Instructions for the task ▸
Write out the data again exactly, skipping every picture.

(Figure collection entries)
☆ ☆ ☆

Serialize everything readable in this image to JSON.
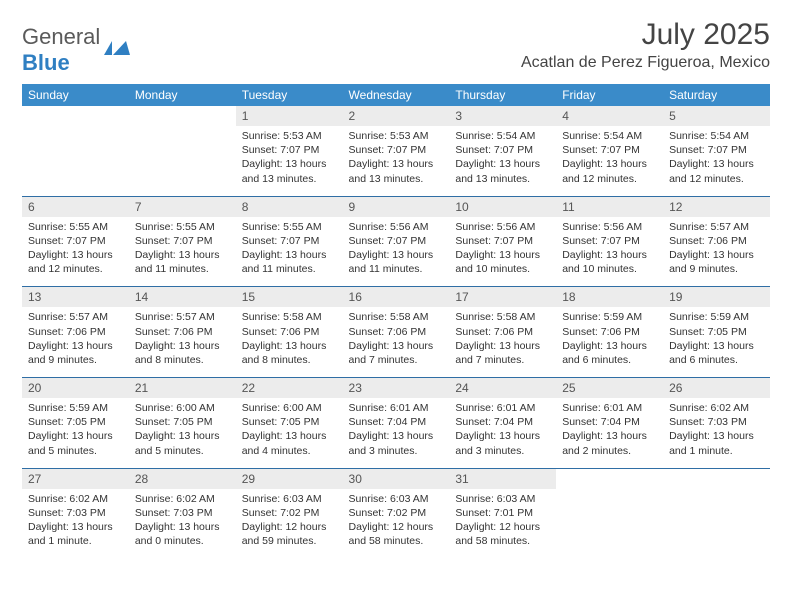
{
  "logo": {
    "text1": "General",
    "text2": "Blue"
  },
  "header": {
    "month": "July 2025",
    "location": "Acatlan de Perez Figueroa, Mexico"
  },
  "colors": {
    "header_bg": "#3a8bc9",
    "header_text": "#ffffff",
    "daynum_bg": "#ececec",
    "rule": "#2f6ea5",
    "brand_blue": "#2f7fc2",
    "text": "#333333"
  },
  "days_of_week": [
    "Sunday",
    "Monday",
    "Tuesday",
    "Wednesday",
    "Thursday",
    "Friday",
    "Saturday"
  ],
  "weeks": [
    [
      null,
      null,
      {
        "n": "1",
        "sunrise": "5:53 AM",
        "sunset": "7:07 PM",
        "daylight": "13 hours and 13 minutes."
      },
      {
        "n": "2",
        "sunrise": "5:53 AM",
        "sunset": "7:07 PM",
        "daylight": "13 hours and 13 minutes."
      },
      {
        "n": "3",
        "sunrise": "5:54 AM",
        "sunset": "7:07 PM",
        "daylight": "13 hours and 13 minutes."
      },
      {
        "n": "4",
        "sunrise": "5:54 AM",
        "sunset": "7:07 PM",
        "daylight": "13 hours and 12 minutes."
      },
      {
        "n": "5",
        "sunrise": "5:54 AM",
        "sunset": "7:07 PM",
        "daylight": "13 hours and 12 minutes."
      }
    ],
    [
      {
        "n": "6",
        "sunrise": "5:55 AM",
        "sunset": "7:07 PM",
        "daylight": "13 hours and 12 minutes."
      },
      {
        "n": "7",
        "sunrise": "5:55 AM",
        "sunset": "7:07 PM",
        "daylight": "13 hours and 11 minutes."
      },
      {
        "n": "8",
        "sunrise": "5:55 AM",
        "sunset": "7:07 PM",
        "daylight": "13 hours and 11 minutes."
      },
      {
        "n": "9",
        "sunrise": "5:56 AM",
        "sunset": "7:07 PM",
        "daylight": "13 hours and 11 minutes."
      },
      {
        "n": "10",
        "sunrise": "5:56 AM",
        "sunset": "7:07 PM",
        "daylight": "13 hours and 10 minutes."
      },
      {
        "n": "11",
        "sunrise": "5:56 AM",
        "sunset": "7:07 PM",
        "daylight": "13 hours and 10 minutes."
      },
      {
        "n": "12",
        "sunrise": "5:57 AM",
        "sunset": "7:06 PM",
        "daylight": "13 hours and 9 minutes."
      }
    ],
    [
      {
        "n": "13",
        "sunrise": "5:57 AM",
        "sunset": "7:06 PM",
        "daylight": "13 hours and 9 minutes."
      },
      {
        "n": "14",
        "sunrise": "5:57 AM",
        "sunset": "7:06 PM",
        "daylight": "13 hours and 8 minutes."
      },
      {
        "n": "15",
        "sunrise": "5:58 AM",
        "sunset": "7:06 PM",
        "daylight": "13 hours and 8 minutes."
      },
      {
        "n": "16",
        "sunrise": "5:58 AM",
        "sunset": "7:06 PM",
        "daylight": "13 hours and 7 minutes."
      },
      {
        "n": "17",
        "sunrise": "5:58 AM",
        "sunset": "7:06 PM",
        "daylight": "13 hours and 7 minutes."
      },
      {
        "n": "18",
        "sunrise": "5:59 AM",
        "sunset": "7:06 PM",
        "daylight": "13 hours and 6 minutes."
      },
      {
        "n": "19",
        "sunrise": "5:59 AM",
        "sunset": "7:05 PM",
        "daylight": "13 hours and 6 minutes."
      }
    ],
    [
      {
        "n": "20",
        "sunrise": "5:59 AM",
        "sunset": "7:05 PM",
        "daylight": "13 hours and 5 minutes."
      },
      {
        "n": "21",
        "sunrise": "6:00 AM",
        "sunset": "7:05 PM",
        "daylight": "13 hours and 5 minutes."
      },
      {
        "n": "22",
        "sunrise": "6:00 AM",
        "sunset": "7:05 PM",
        "daylight": "13 hours and 4 minutes."
      },
      {
        "n": "23",
        "sunrise": "6:01 AM",
        "sunset": "7:04 PM",
        "daylight": "13 hours and 3 minutes."
      },
      {
        "n": "24",
        "sunrise": "6:01 AM",
        "sunset": "7:04 PM",
        "daylight": "13 hours and 3 minutes."
      },
      {
        "n": "25",
        "sunrise": "6:01 AM",
        "sunset": "7:04 PM",
        "daylight": "13 hours and 2 minutes."
      },
      {
        "n": "26",
        "sunrise": "6:02 AM",
        "sunset": "7:03 PM",
        "daylight": "13 hours and 1 minute."
      }
    ],
    [
      {
        "n": "27",
        "sunrise": "6:02 AM",
        "sunset": "7:03 PM",
        "daylight": "13 hours and 1 minute."
      },
      {
        "n": "28",
        "sunrise": "6:02 AM",
        "sunset": "7:03 PM",
        "daylight": "13 hours and 0 minutes."
      },
      {
        "n": "29",
        "sunrise": "6:03 AM",
        "sunset": "7:02 PM",
        "daylight": "12 hours and 59 minutes."
      },
      {
        "n": "30",
        "sunrise": "6:03 AM",
        "sunset": "7:02 PM",
        "daylight": "12 hours and 58 minutes."
      },
      {
        "n": "31",
        "sunrise": "6:03 AM",
        "sunset": "7:01 PM",
        "daylight": "12 hours and 58 minutes."
      },
      null,
      null
    ]
  ],
  "labels": {
    "sunrise": "Sunrise:",
    "sunset": "Sunset:",
    "daylight": "Daylight:"
  }
}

☆ ☆ ☆

Full response ▸
Serialize everything readable in this image to JSON.
{
  "logo": {
    "text1": "General",
    "text2": "Blue"
  },
  "header": {
    "month": "July 2025",
    "location": "Acatlan de Perez Figueroa, Mexico"
  },
  "colors": {
    "header_bg": "#3a8bc9",
    "header_text": "#ffffff",
    "daynum_bg": "#ececec",
    "rule": "#2f6ea5",
    "brand_blue": "#2f7fc2",
    "text": "#333333"
  },
  "days_of_week": [
    "Sunday",
    "Monday",
    "Tuesday",
    "Wednesday",
    "Thursday",
    "Friday",
    "Saturday"
  ],
  "weeks": [
    [
      null,
      null,
      {
        "n": "1",
        "sunrise": "5:53 AM",
        "sunset": "7:07 PM",
        "daylight": "13 hours and 13 minutes."
      },
      {
        "n": "2",
        "sunrise": "5:53 AM",
        "sunset": "7:07 PM",
        "daylight": "13 hours and 13 minutes."
      },
      {
        "n": "3",
        "sunrise": "5:54 AM",
        "sunset": "7:07 PM",
        "daylight": "13 hours and 13 minutes."
      },
      {
        "n": "4",
        "sunrise": "5:54 AM",
        "sunset": "7:07 PM",
        "daylight": "13 hours and 12 minutes."
      },
      {
        "n": "5",
        "sunrise": "5:54 AM",
        "sunset": "7:07 PM",
        "daylight": "13 hours and 12 minutes."
      }
    ],
    [
      {
        "n": "6",
        "sunrise": "5:55 AM",
        "sunset": "7:07 PM",
        "daylight": "13 hours and 12 minutes."
      },
      {
        "n": "7",
        "sunrise": "5:55 AM",
        "sunset": "7:07 PM",
        "daylight": "13 hours and 11 minutes."
      },
      {
        "n": "8",
        "sunrise": "5:55 AM",
        "sunset": "7:07 PM",
        "daylight": "13 hours and 11 minutes."
      },
      {
        "n": "9",
        "sunrise": "5:56 AM",
        "sunset": "7:07 PM",
        "daylight": "13 hours and 11 minutes."
      },
      {
        "n": "10",
        "sunrise": "5:56 AM",
        "sunset": "7:07 PM",
        "daylight": "13 hours and 10 minutes."
      },
      {
        "n": "11",
        "sunrise": "5:56 AM",
        "sunset": "7:07 PM",
        "daylight": "13 hours and 10 minutes."
      },
      {
        "n": "12",
        "sunrise": "5:57 AM",
        "sunset": "7:06 PM",
        "daylight": "13 hours and 9 minutes."
      }
    ],
    [
      {
        "n": "13",
        "sunrise": "5:57 AM",
        "sunset": "7:06 PM",
        "daylight": "13 hours and 9 minutes."
      },
      {
        "n": "14",
        "sunrise": "5:57 AM",
        "sunset": "7:06 PM",
        "daylight": "13 hours and 8 minutes."
      },
      {
        "n": "15",
        "sunrise": "5:58 AM",
        "sunset": "7:06 PM",
        "daylight": "13 hours and 8 minutes."
      },
      {
        "n": "16",
        "sunrise": "5:58 AM",
        "sunset": "7:06 PM",
        "daylight": "13 hours and 7 minutes."
      },
      {
        "n": "17",
        "sunrise": "5:58 AM",
        "sunset": "7:06 PM",
        "daylight": "13 hours and 7 minutes."
      },
      {
        "n": "18",
        "sunrise": "5:59 AM",
        "sunset": "7:06 PM",
        "daylight": "13 hours and 6 minutes."
      },
      {
        "n": "19",
        "sunrise": "5:59 AM",
        "sunset": "7:05 PM",
        "daylight": "13 hours and 6 minutes."
      }
    ],
    [
      {
        "n": "20",
        "sunrise": "5:59 AM",
        "sunset": "7:05 PM",
        "daylight": "13 hours and 5 minutes."
      },
      {
        "n": "21",
        "sunrise": "6:00 AM",
        "sunset": "7:05 PM",
        "daylight": "13 hours and 5 minutes."
      },
      {
        "n": "22",
        "sunrise": "6:00 AM",
        "sunset": "7:05 PM",
        "daylight": "13 hours and 4 minutes."
      },
      {
        "n": "23",
        "sunrise": "6:01 AM",
        "sunset": "7:04 PM",
        "daylight": "13 hours and 3 minutes."
      },
      {
        "n": "24",
        "sunrise": "6:01 AM",
        "sunset": "7:04 PM",
        "daylight": "13 hours and 3 minutes."
      },
      {
        "n": "25",
        "sunrise": "6:01 AM",
        "sunset": "7:04 PM",
        "daylight": "13 hours and 2 minutes."
      },
      {
        "n": "26",
        "sunrise": "6:02 AM",
        "sunset": "7:03 PM",
        "daylight": "13 hours and 1 minute."
      }
    ],
    [
      {
        "n": "27",
        "sunrise": "6:02 AM",
        "sunset": "7:03 PM",
        "daylight": "13 hours and 1 minute."
      },
      {
        "n": "28",
        "sunrise": "6:02 AM",
        "sunset": "7:03 PM",
        "daylight": "13 hours and 0 minutes."
      },
      {
        "n": "29",
        "sunrise": "6:03 AM",
        "sunset": "7:02 PM",
        "daylight": "12 hours and 59 minutes."
      },
      {
        "n": "30",
        "sunrise": "6:03 AM",
        "sunset": "7:02 PM",
        "daylight": "12 hours and 58 minutes."
      },
      {
        "n": "31",
        "sunrise": "6:03 AM",
        "sunset": "7:01 PM",
        "daylight": "12 hours and 58 minutes."
      },
      null,
      null
    ]
  ],
  "labels": {
    "sunrise": "Sunrise:",
    "sunset": "Sunset:",
    "daylight": "Daylight:"
  }
}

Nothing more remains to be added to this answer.